> TASK PROMPT
All of the listing below must be repeated word for word. Pictures are the only thing to omit.

━━ ENTRIES ━━

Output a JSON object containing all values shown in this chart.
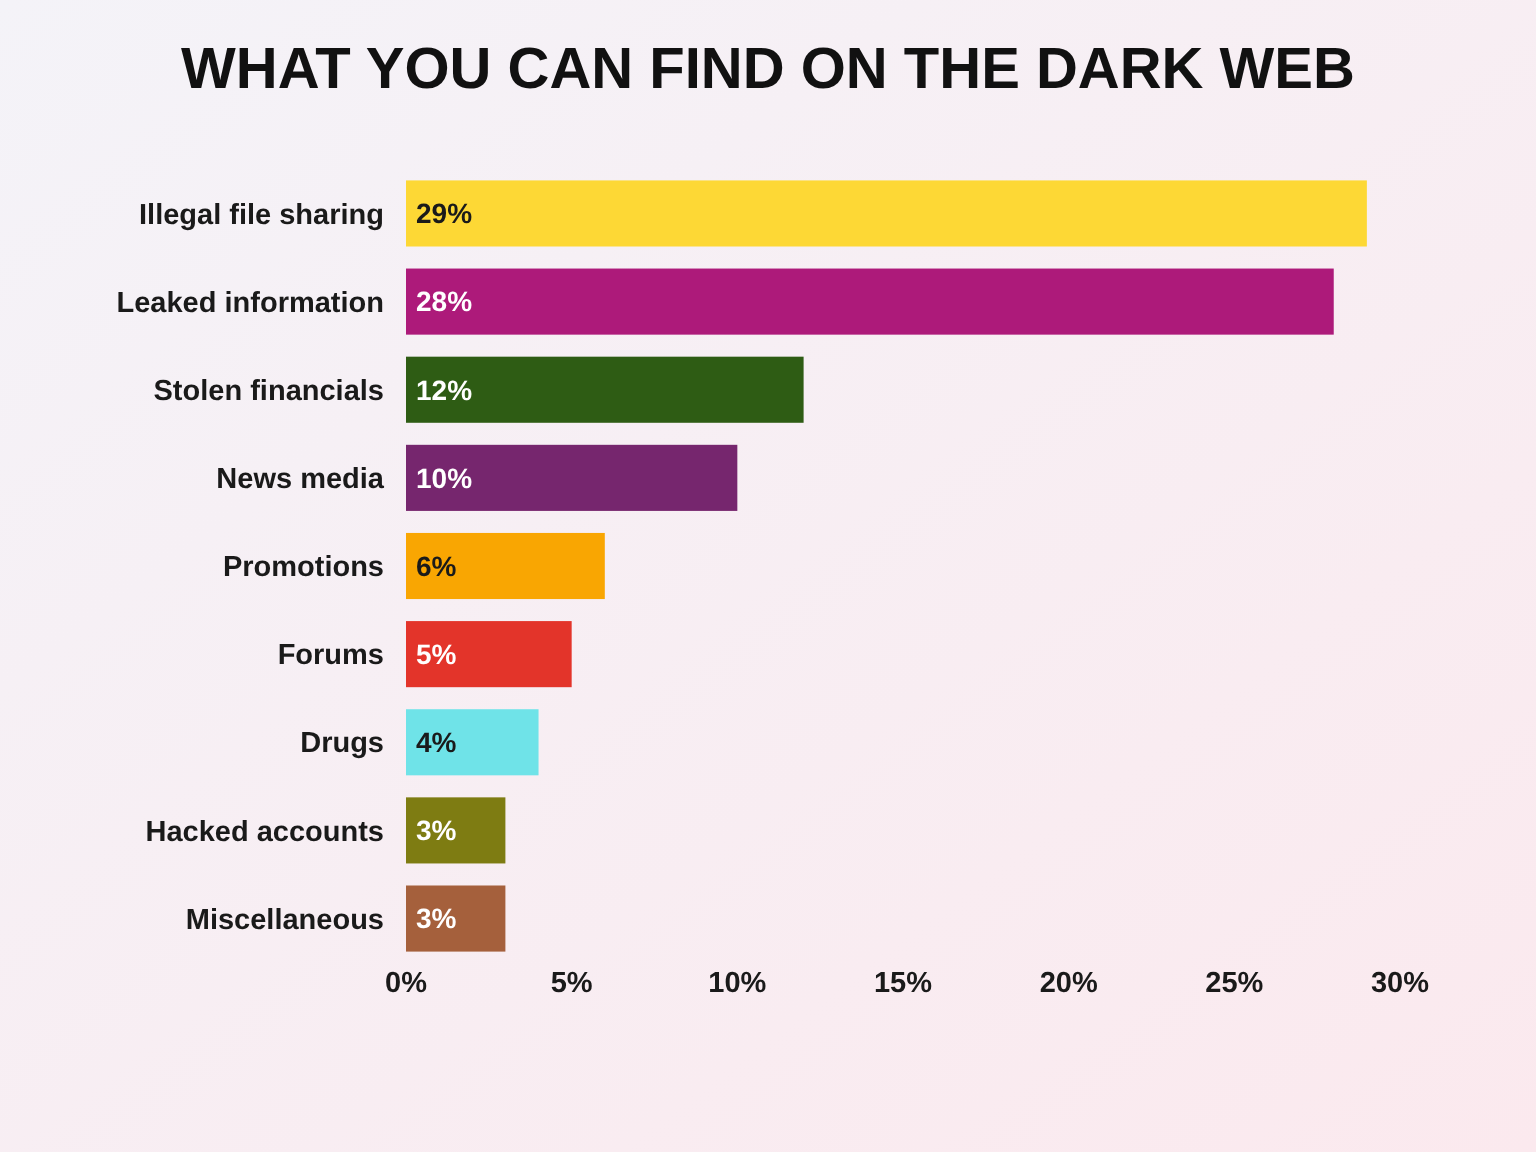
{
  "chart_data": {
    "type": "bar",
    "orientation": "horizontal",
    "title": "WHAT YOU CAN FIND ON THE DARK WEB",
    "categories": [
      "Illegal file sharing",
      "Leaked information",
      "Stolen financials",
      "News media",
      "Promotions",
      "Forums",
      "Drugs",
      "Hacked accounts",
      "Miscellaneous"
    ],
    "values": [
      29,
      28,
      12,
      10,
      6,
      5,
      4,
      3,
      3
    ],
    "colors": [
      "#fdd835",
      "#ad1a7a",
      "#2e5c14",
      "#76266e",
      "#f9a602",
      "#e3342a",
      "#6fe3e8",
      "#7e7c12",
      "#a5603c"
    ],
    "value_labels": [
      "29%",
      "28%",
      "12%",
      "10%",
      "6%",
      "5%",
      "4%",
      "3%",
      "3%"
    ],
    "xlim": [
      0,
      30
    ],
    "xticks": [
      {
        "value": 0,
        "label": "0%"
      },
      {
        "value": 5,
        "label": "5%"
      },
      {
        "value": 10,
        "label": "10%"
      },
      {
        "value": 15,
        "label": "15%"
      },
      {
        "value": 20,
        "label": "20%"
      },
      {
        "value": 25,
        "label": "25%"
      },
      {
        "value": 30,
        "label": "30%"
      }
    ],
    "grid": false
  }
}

━━━

> COMPLETED TASK
Output a JSON object containing all values shown in this chart.
{
  "chart_data": {
    "type": "bar",
    "orientation": "horizontal",
    "title": "WHAT YOU CAN FIND ON THE DARK WEB",
    "categories": [
      "Illegal file sharing",
      "Leaked information",
      "Stolen financials",
      "News media",
      "Promotions",
      "Forums",
      "Drugs",
      "Hacked accounts",
      "Miscellaneous"
    ],
    "values": [
      29,
      28,
      12,
      10,
      6,
      5,
      4,
      3,
      3
    ],
    "colors": [
      "#fdd835",
      "#ad1a7a",
      "#2e5c14",
      "#76266e",
      "#f9a602",
      "#e3342a",
      "#6fe3e8",
      "#7e7c12",
      "#a5603c"
    ],
    "value_labels": [
      "29%",
      "28%",
      "12%",
      "10%",
      "6%",
      "5%",
      "4%",
      "3%",
      "3%"
    ],
    "xlim": [
      0,
      30
    ],
    "xticks": [
      {
        "value": 0,
        "label": "0%"
      },
      {
        "value": 5,
        "label": "5%"
      },
      {
        "value": 10,
        "label": "10%"
      },
      {
        "value": 15,
        "label": "15%"
      },
      {
        "value": 20,
        "label": "20%"
      },
      {
        "value": 25,
        "label": "25%"
      },
      {
        "value": 30,
        "label": "30%"
      }
    ],
    "grid": false
  }
}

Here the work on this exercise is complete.